DO THIS: Format each line of the records below as a row in a Markdown table with the columns Row and Line, leaving out any blank lines.

--- Start MATERIAL PROVIDED ---

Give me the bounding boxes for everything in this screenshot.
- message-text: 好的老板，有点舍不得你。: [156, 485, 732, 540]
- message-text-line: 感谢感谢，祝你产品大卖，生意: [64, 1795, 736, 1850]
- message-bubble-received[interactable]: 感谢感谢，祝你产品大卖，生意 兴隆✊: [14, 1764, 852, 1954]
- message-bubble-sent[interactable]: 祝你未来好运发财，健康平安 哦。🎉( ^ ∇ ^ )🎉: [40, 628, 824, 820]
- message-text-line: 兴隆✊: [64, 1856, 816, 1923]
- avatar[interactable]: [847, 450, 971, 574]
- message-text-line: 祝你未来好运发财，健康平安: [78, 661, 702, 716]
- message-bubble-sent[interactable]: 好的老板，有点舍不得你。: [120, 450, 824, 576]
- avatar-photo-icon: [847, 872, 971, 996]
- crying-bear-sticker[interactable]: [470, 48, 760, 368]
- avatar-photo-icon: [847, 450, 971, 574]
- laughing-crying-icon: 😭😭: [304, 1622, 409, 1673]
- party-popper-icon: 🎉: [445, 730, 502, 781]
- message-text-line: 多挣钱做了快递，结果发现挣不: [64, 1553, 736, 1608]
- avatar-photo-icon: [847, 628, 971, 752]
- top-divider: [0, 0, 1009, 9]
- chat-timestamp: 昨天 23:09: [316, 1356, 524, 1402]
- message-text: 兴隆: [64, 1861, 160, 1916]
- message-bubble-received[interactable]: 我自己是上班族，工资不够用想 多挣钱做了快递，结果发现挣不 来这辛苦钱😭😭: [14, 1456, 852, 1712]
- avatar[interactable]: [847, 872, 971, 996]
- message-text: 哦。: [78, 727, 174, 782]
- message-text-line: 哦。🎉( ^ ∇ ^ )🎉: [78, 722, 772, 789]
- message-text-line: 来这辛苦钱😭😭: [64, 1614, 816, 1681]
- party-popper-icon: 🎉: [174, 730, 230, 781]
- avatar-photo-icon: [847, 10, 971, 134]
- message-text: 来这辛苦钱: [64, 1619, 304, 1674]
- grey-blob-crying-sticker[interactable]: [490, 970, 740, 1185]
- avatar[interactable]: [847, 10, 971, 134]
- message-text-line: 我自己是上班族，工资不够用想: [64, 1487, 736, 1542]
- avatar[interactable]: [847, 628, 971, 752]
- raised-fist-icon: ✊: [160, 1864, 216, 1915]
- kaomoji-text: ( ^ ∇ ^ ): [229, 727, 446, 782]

--- End MATERIAL PROVIDED ---

SOLUTION TO THE EXERCISE:
| Row | Line |
|---|---|
| 1 | Give me the bounding boxes for everything in this screenshot. |
| 2 | - message-text: 好的老板，有点舍不得你。: [156, 485, 732, 540] |
| 3 | - message-text-line: 感谢感谢，祝你产品大卖，生意: [64, 1795, 736, 1850] |
| 4 | - message-bubble-received[interactable]: 感谢感谢，祝你产品大卖，生意 兴隆✊: [14, 1764, 852, 1954] |
| 5 | - message-bubble-sent[interactable]: 祝你未来好运发财，健康平安 哦。🎉( ^ ∇ ^ )🎉: [40, 628, 824, 820] |
| 6 | - message-text-line: 兴隆✊: [64, 1856, 816, 1923] |
| 7 | - avatar[interactable]: [847, 450, 971, 574] |
| 8 | - message-text-line: 祝你未来好运发财，健康平安: [78, 661, 702, 716] |
| 9 | - message-bubble-sent[interactable]: 好的老板，有点舍不得你。: [120, 450, 824, 576] |
| 10 | - avatar-photo-icon: [847, 872, 971, 996] |
| 11 | - crying-bear-sticker[interactable]: [470, 48, 760, 368] |
| 12 | - avatar-photo-icon: [847, 450, 971, 574] |
| 13 | - laughing-crying-icon: 😭😭: [304, 1622, 409, 1673] |
| 14 | - party-popper-icon: 🎉: [445, 730, 502, 781] |
| 15 | - message-text-line: 多挣钱做了快递，结果发现挣不: [64, 1553, 736, 1608] |
| 16 | - avatar-photo-icon: [847, 628, 971, 752] |
| 17 | - top-divider: [0, 0, 1009, 9] |
| 18 | - chat-timestamp: 昨天 23:09: [316, 1356, 524, 1402] |
| 19 | - message-text: 兴隆: [64, 1861, 160, 1916] |
| 20 | - message-bubble-received[interactable]: 我自己是上班族，工资不够用想 多挣钱做了快递，结果发现挣不 来这辛苦钱😭😭: [14, 1456, 852, 1712] |
| 21 | - avatar[interactable]: [847, 872, 971, 996] |
| 22 | - message-text: 哦。: [78, 727, 174, 782] |
| 23 | - message-text-line: 哦。🎉( ^ ∇ ^ )🎉: [78, 722, 772, 789] |
| 24 | - message-text-line: 来这辛苦钱😭😭: [64, 1614, 816, 1681] |
| 25 | - party-popper-icon: 🎉: [174, 730, 230, 781] |
| 26 | - avatar-photo-icon: [847, 10, 971, 134] |
| 27 | - message-text: 来这辛苦钱: [64, 1619, 304, 1674] |
| 28 | - grey-blob-crying-sticker[interactable]: [490, 970, 740, 1185] |
| 29 | - avatar[interactable]: [847, 10, 971, 134] |
| 30 | - message-text-line: 我自己是上班族，工资不够用想: [64, 1487, 736, 1542] |
| 31 | - avatar[interactable]: [847, 628, 971, 752] |
| 32 | - raised-fist-icon: ✊: [160, 1864, 216, 1915] |
| 33 | - kaomoji-text: ( ^ ∇ ^ ): [229, 727, 446, 782] |